• WRITTEN PROBLEM
Copy each record exactly as it reads, leaving out any pictures it holds.

Recorded data
-- Begin --

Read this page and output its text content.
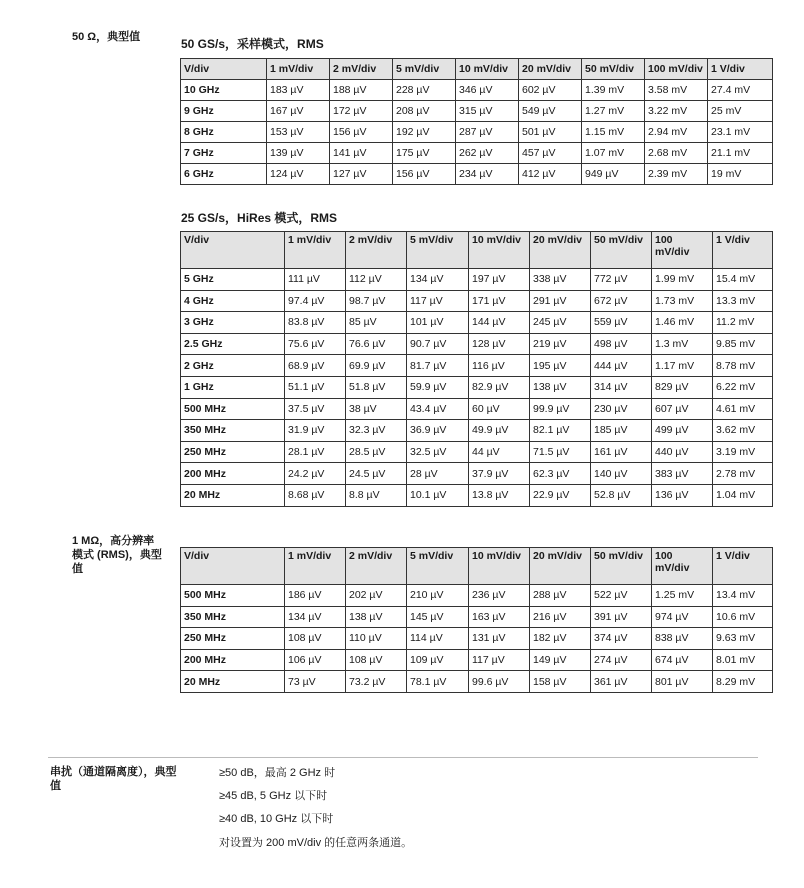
50 Ω，典型值	50 GS/s，采样模式，RMS
V/div	1 mV/div	2 mV/div	5 mV/div	10 mV/div	20 mV/div	50 mV/div	100 mV/div	1 V/div
10 GHz	183 µV	188 µV	228 µV	346 µV	602 µV	1.39 mV	3.58 mV	27.4 mV
9 GHz	167 µV	172 µV	208 µV	315 µV	549 µV	1.27 mV	3.22 mV	25 mV
8 GHz	153 µV	156 µV	192 µV	287 µV	501 µV	1.15 mV	2.94 mV	23.1 mV
7 GHz	139 µV	141 µV	175 µV	262 µV	457 µV	1.07 mV	2.68 mV	21.1 mV
6 GHz	124 µV	127 µV	156 µV	234 µV	412 µV	949 µV	2.39 mV	19 mV
25 GS/s，HiRes 模式，RMS
V/div	1 mV/div	2 mV/div	5 mV/div	10 mV/div	20 mV/div	50 mV/div	100 mV/div	1 V/div
5 GHz	111 µV	112 µV	134 µV	197 µV	338 µV	772 µV	1.99 mV	15.4 mV
4 GHz	97.4 µV	98.7 µV	117 µV	171 µV	291 µV	672 µV	1.73 mV	13.3 mV
3 GHz	83.8 µV	85 µV	101 µV	144 µV	245 µV	559 µV	1.46 mV	11.2 mV
2.5 GHz	75.6 µV	76.6 µV	90.7 µV	128 µV	219 µV	498 µV	1.3 mV	9.85 mV
2 GHz	68.9 µV	69.9 µV	81.7 µV	116 µV	195 µV	444 µV	1.17 mV	8.78 mV
1 GHz	51.1 µV	51.8 µV	59.9 µV	82.9 µV	138 µV	314 µV	829 µV	6.22 mV
500 MHz	37.5 µV	38 µV	43.4 µV	60 µV	99.9 µV	230 µV	607 µV	4.61 mV
350 MHz	31.9 µV	32.3 µV	36.9 µV	49.9 µV	82.1 µV	185 µV	499 µV	3.62 mV
250 MHz	28.1 µV	28.5 µV	32.5 µV	44 µV	71.5 µV	161 µV	440 µV	3.19 mV
200 MHz	24.2 µV	24.5 µV	28 µV	37.9 µV	62.3 µV	140 µV	383 µV	2.78 mV
20 MHz	8.68 µV	8.8 µV	10.1 µV	13.8 µV	22.9 µV	52.8 µV	136 µV	1.04 mV
1 MΩ，高分辨率
模式 (RMS)，典型
值
V/div	1 mV/div	2 mV/div	5 mV/div	10 mV/div	20 mV/div	50 mV/div	100 mV/div	1 V/div
500 MHz	186 µV	202 µV	210 µV	236 µV	288 µV	522 µV	1.25 mV	13.4 mV
350 MHz	134 µV	138 µV	145 µV	163 µV	216 µV	391 µV	974 µV	10.6 mV
250 MHz	108 µV	110 µV	114 µV	131 µV	182 µV	374 µV	838 µV	9.63 mV
200 MHz	106 µV	108 µV	109 µV	117 µV	149 µV	274 µV	674 µV	8.01 mV
20 MHz	73 µV	73.2 µV	78.1 µV	99.6 µV	158 µV	361 µV	801 µV	8.29 mV
串扰（通道隔离度），典型
值
≥50 dB，最高 2 GHz 时
≥45 dB, 5 GHz 以下时
≥40 dB, 10 GHz 以下时
对设置为 200 mV/div 的任意两条通道。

-- End --

• OUTPUT BELOW
Read this page and output its text content.
50 Ω，典型值	50 GS/s，采样模式，RMS
V/div	1 mV/div	2 mV/div	5 mV/div	10 mV/div	20 mV/div	50 mV/div	100 mV/div	1 V/div
10 GHz	183 µV	188 µV	228 µV	346 µV	602 µV	1.39 mV	3.58 mV	27.4 mV
9 GHz	167 µV	172 µV	208 µV	315 µV	549 µV	1.27 mV	3.22 mV	25 mV
8 GHz	153 µV	156 µV	192 µV	287 µV	501 µV	1.15 mV	2.94 mV	23.1 mV
7 GHz	139 µV	141 µV	175 µV	262 µV	457 µV	1.07 mV	2.68 mV	21.1 mV
6 GHz	124 µV	127 µV	156 µV	234 µV	412 µV	949 µV	2.39 mV	19 mV
25 GS/s，HiRes 模式，RMS
V/div	1 mV/div	2 mV/div	5 mV/div	10 mV/div	20 mV/div	50 mV/div	100 mV/div	1 V/div
5 GHz	111 µV	112 µV	134 µV	197 µV	338 µV	772 µV	1.99 mV	15.4 mV
4 GHz	97.4 µV	98.7 µV	117 µV	171 µV	291 µV	672 µV	1.73 mV	13.3 mV
3 GHz	83.8 µV	85 µV	101 µV	144 µV	245 µV	559 µV	1.46 mV	11.2 mV
2.5 GHz	75.6 µV	76.6 µV	90.7 µV	128 µV	219 µV	498 µV	1.3 mV	9.85 mV
2 GHz	68.9 µV	69.9 µV	81.7 µV	116 µV	195 µV	444 µV	1.17 mV	8.78 mV
1 GHz	51.1 µV	51.8 µV	59.9 µV	82.9 µV	138 µV	314 µV	829 µV	6.22 mV
500 MHz	37.5 µV	38 µV	43.4 µV	60 µV	99.9 µV	230 µV	607 µV	4.61 mV
350 MHz	31.9 µV	32.3 µV	36.9 µV	49.9 µV	82.1 µV	185 µV	499 µV	3.62 mV
250 MHz	28.1 µV	28.5 µV	32.5 µV	44 µV	71.5 µV	161 µV	440 µV	3.19 mV
200 MHz	24.2 µV	24.5 µV	28 µV	37.9 µV	62.3 µV	140 µV	383 µV	2.78 mV
20 MHz	8.68 µV	8.8 µV	10.1 µV	13.8 µV	22.9 µV	52.8 µV	136 µV	1.04 mV
1 MΩ，高分辨率
模式 (RMS)，典型
值
V/div	1 mV/div	2 mV/div	5 mV/div	10 mV/div	20 mV/div	50 mV/div	100 mV/div	1 V/div
500 MHz	186 µV	202 µV	210 µV	236 µV	288 µV	522 µV	1.25 mV	13.4 mV
350 MHz	134 µV	138 µV	145 µV	163 µV	216 µV	391 µV	974 µV	10.6 mV
250 MHz	108 µV	110 µV	114 µV	131 µV	182 µV	374 µV	838 µV	9.63 mV
200 MHz	106 µV	108 µV	109 µV	117 µV	149 µV	274 µV	674 µV	8.01 mV
20 MHz	73 µV	73.2 µV	78.1 µV	99.6 µV	158 µV	361 µV	801 µV	8.29 mV
串扰（通道隔离度），典型
值
≥50 dB，最高 2 GHz 时
≥45 dB, 5 GHz 以下时
≥40 dB, 10 GHz 以下时
对设置为 200 mV/div 的任意两条通道。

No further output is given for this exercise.